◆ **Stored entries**
== == ==

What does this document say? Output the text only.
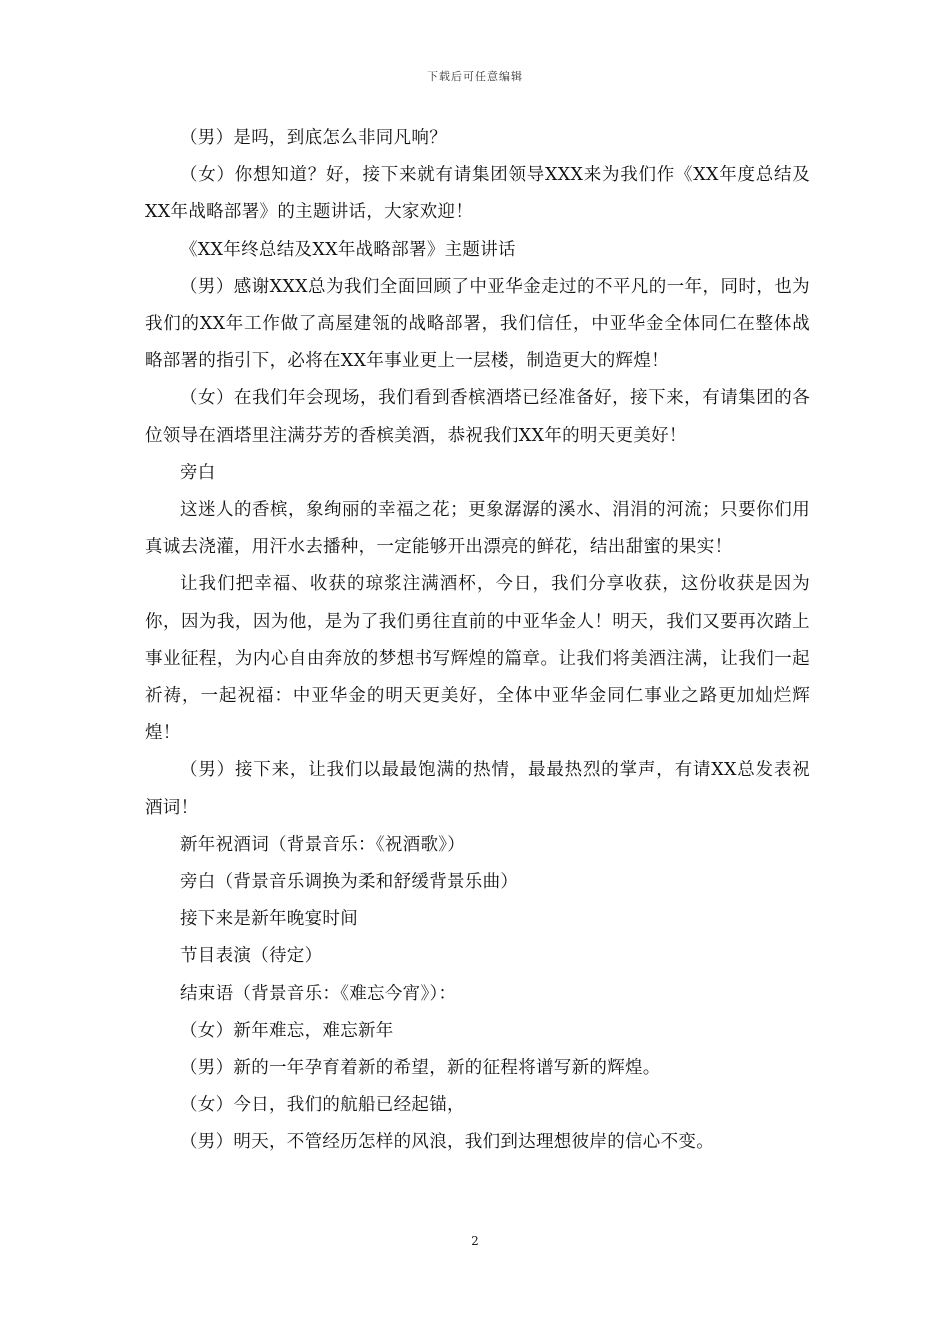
下载后可任意编辑

（男）是吗，到底怎么非同凡响？

（女）你想知道？好，接下来就有请集团领导XXX来为我们作《XX年度总结及XX年战略部署》的主题讲话，大家欢迎！

《XX年终总结及XX年战略部署》主题讲话

（男）感谢XXX总为我们全面回顾了中亚华金走过的不平凡的一年，同时，也为我们的XX年工作做了高屋建瓴的战略部署，我们信任，中亚华金全体同仁在整体战略部署的指引下，必将在XX年事业更上一层楼，制造更大的辉煌！

（女）在我们年会现场，我们看到香槟酒塔已经准备好，接下来，有请集团的各位领导在酒塔里注满芬芳的香槟美酒，恭祝我们XX年的明天更美好！

旁白

这迷人的香槟，象绚丽的幸福之花；更象潺潺的溪水、涓涓的河流；只要你们用真诚去浇灌，用汗水去播种，一定能够开出漂亮的鲜花，结出甜蜜的果实！

让我们把幸福、收获的琼浆注满酒杯，今日，我们分享收获，这份收获是因为你，因为我，因为他，是为了我们勇往直前的中亚华金人！明天，我们又要再次踏上事业征程，为内心自由奔放的梦想书写辉煌的篇章。让我们将美酒注满，让我们一起祈祷，一起祝福：中亚华金的明天更美好，全体中亚华金同仁事业之路更加灿烂辉煌！

（男）接下来，让我们以最最饱满的热情，最最热烈的掌声，有请XX总发表祝酒词！

新年祝酒词（背景音乐：《祝酒歌》）

旁白（背景音乐调换为柔和舒缓背景乐曲）

接下来是新年晚宴时间

节目表演（待定）

结束语（背景音乐：《难忘今宵》）：

（女）新年难忘，难忘新年

（男）新的一年孕育着新的希望，新的征程将谱写新的辉煌。

（女）今日，我们的航船已经起锚，

（男）明天，不管经历怎样的风浪，我们到达理想彼岸的信心不变。

2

== == ==

◆ **THE TASK**
Transcribe the material exactly, keeping every word and none of the pictures.

◆ **CORRECT OUTPUT**
What does this document say? Output the text only.
下载后可任意编辑

（男）是吗，到底怎么非同凡响？

（女）你想知道？好，接下来就有请集团领导XXX来为我们作《XX年度总结及XX年战略部署》的主题讲话，大家欢迎！

《XX年终总结及XX年战略部署》主题讲话

（男）感谢XXX总为我们全面回顾了中亚华金走过的不平凡的一年，同时，也为我们的XX年工作做了高屋建瓴的战略部署，我们信任，中亚华金全体同仁在整体战略部署的指引下，必将在XX年事业更上一层楼，制造更大的辉煌！

（女）在我们年会现场，我们看到香槟酒塔已经准备好，接下来，有请集团的各位领导在酒塔里注满芬芳的香槟美酒，恭祝我们XX年的明天更美好！

旁白

这迷人的香槟，象绚丽的幸福之花；更象潺潺的溪水、涓涓的河流；只要你们用真诚去浇灌，用汗水去播种，一定能够开出漂亮的鲜花，结出甜蜜的果实！

让我们把幸福、收获的琼浆注满酒杯，今日，我们分享收获，这份收获是因为你，因为我，因为他，是为了我们勇往直前的中亚华金人！明天，我们又要再次踏上事业征程，为内心自由奔放的梦想书写辉煌的篇章。让我们将美酒注满，让我们一起祈祷，一起祝福：中亚华金的明天更美好，全体中亚华金同仁事业之路更加灿烂辉煌！

（男）接下来，让我们以最最饱满的热情，最最热烈的掌声，有请XX总发表祝酒词！

新年祝酒词（背景音乐：《祝酒歌》）

旁白（背景音乐调换为柔和舒缓背景乐曲）

接下来是新年晚宴时间

节目表演（待定）

结束语（背景音乐：《难忘今宵》）：

（女）新年难忘，难忘新年

（男）新的一年孕育着新的希望，新的征程将谱写新的辉煌。

（女）今日，我们的航船已经起锚，

（男）明天，不管经历怎样的风浪，我们到达理想彼岸的信心不变。

2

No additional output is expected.